_Required work_: Write out every line of the entries below verbatim, omitting all pictures from your answer.

Data entries:

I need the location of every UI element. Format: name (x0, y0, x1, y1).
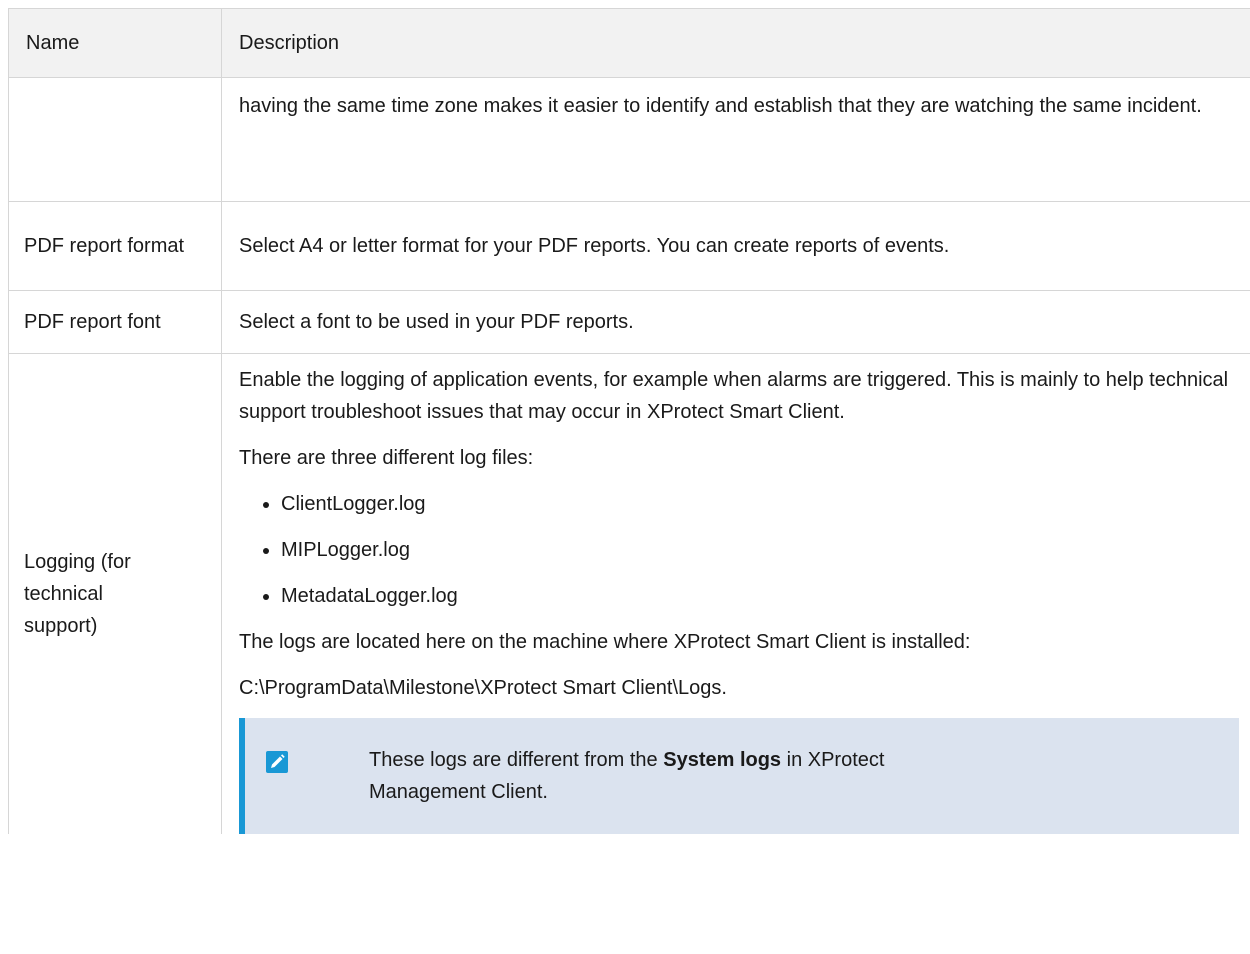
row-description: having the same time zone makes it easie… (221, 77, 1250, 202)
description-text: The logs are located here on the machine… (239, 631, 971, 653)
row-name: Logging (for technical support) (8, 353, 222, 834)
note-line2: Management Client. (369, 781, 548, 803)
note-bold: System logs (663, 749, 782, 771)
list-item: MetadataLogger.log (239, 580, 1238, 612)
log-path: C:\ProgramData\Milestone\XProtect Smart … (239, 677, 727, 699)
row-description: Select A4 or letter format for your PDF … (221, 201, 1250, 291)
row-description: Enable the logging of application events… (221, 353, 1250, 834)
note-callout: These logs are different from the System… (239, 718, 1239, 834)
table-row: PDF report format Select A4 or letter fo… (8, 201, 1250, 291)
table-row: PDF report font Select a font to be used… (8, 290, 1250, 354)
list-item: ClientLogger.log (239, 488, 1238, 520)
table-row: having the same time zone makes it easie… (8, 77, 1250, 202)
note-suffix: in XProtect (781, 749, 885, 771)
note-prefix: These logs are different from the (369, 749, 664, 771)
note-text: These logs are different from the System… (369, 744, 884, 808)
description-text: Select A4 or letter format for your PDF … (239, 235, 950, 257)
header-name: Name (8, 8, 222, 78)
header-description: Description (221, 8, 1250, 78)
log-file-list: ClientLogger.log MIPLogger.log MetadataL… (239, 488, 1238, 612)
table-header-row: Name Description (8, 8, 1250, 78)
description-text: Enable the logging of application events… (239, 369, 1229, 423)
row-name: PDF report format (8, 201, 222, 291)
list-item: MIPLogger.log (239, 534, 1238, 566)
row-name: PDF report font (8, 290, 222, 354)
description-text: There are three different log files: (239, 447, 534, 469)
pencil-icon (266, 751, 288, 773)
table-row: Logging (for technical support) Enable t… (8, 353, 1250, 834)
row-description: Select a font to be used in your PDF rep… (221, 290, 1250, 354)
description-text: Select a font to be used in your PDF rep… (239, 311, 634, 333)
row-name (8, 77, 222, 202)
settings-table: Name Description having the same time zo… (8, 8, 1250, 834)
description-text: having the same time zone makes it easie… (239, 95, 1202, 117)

_Exercise answer_:
I need the location of every UI element. Format: name (x0, y0, x1, y1).
row-description: having the same time zone makes it easie… (221, 77, 1250, 202)
description-text: The logs are located here on the machine… (239, 631, 971, 653)
row-name: Logging (for technical support) (8, 353, 222, 834)
note-line2: Management Client. (369, 781, 548, 803)
note-bold: System logs (663, 749, 782, 771)
list-item: MetadataLogger.log (239, 580, 1238, 612)
log-path: C:\ProgramData\Milestone\XProtect Smart … (239, 677, 727, 699)
row-description: Select A4 or letter format for your PDF … (221, 201, 1250, 291)
row-description: Enable the logging of application events… (221, 353, 1250, 834)
note-callout: These logs are different from the System… (239, 718, 1239, 834)
table-row: PDF report format Select A4 or letter fo… (8, 201, 1250, 291)
table-row: PDF report font Select a font to be used… (8, 290, 1250, 354)
list-item: ClientLogger.log (239, 488, 1238, 520)
table-row: having the same time zone makes it easie… (8, 77, 1250, 202)
note-suffix: in XProtect (781, 749, 885, 771)
note-prefix: These logs are different from the (369, 749, 664, 771)
note-text: These logs are different from the System… (369, 744, 884, 808)
description-text: Select A4 or letter format for your PDF … (239, 235, 950, 257)
header-name: Name (8, 8, 222, 78)
header-description: Description (221, 8, 1250, 78)
log-file-list: ClientLogger.log MIPLogger.log MetadataL… (239, 488, 1238, 612)
table-header-row: Name Description (8, 8, 1250, 78)
description-text: Enable the logging of application events… (239, 369, 1229, 423)
row-name: PDF report format (8, 201, 222, 291)
list-item: MIPLogger.log (239, 534, 1238, 566)
row-name: PDF report font (8, 290, 222, 354)
description-text: There are three different log files: (239, 447, 534, 469)
pencil-icon (266, 751, 288, 773)
table-row: Logging (for technical support) Enable t… (8, 353, 1250, 834)
row-description: Select a font to be used in your PDF rep… (221, 290, 1250, 354)
description-text: Select a font to be used in your PDF rep… (239, 311, 634, 333)
row-name (8, 77, 222, 202)
settings-table: Name Description having the same time zo… (8, 8, 1250, 834)
description-text: having the same time zone makes it easie… (239, 95, 1202, 117)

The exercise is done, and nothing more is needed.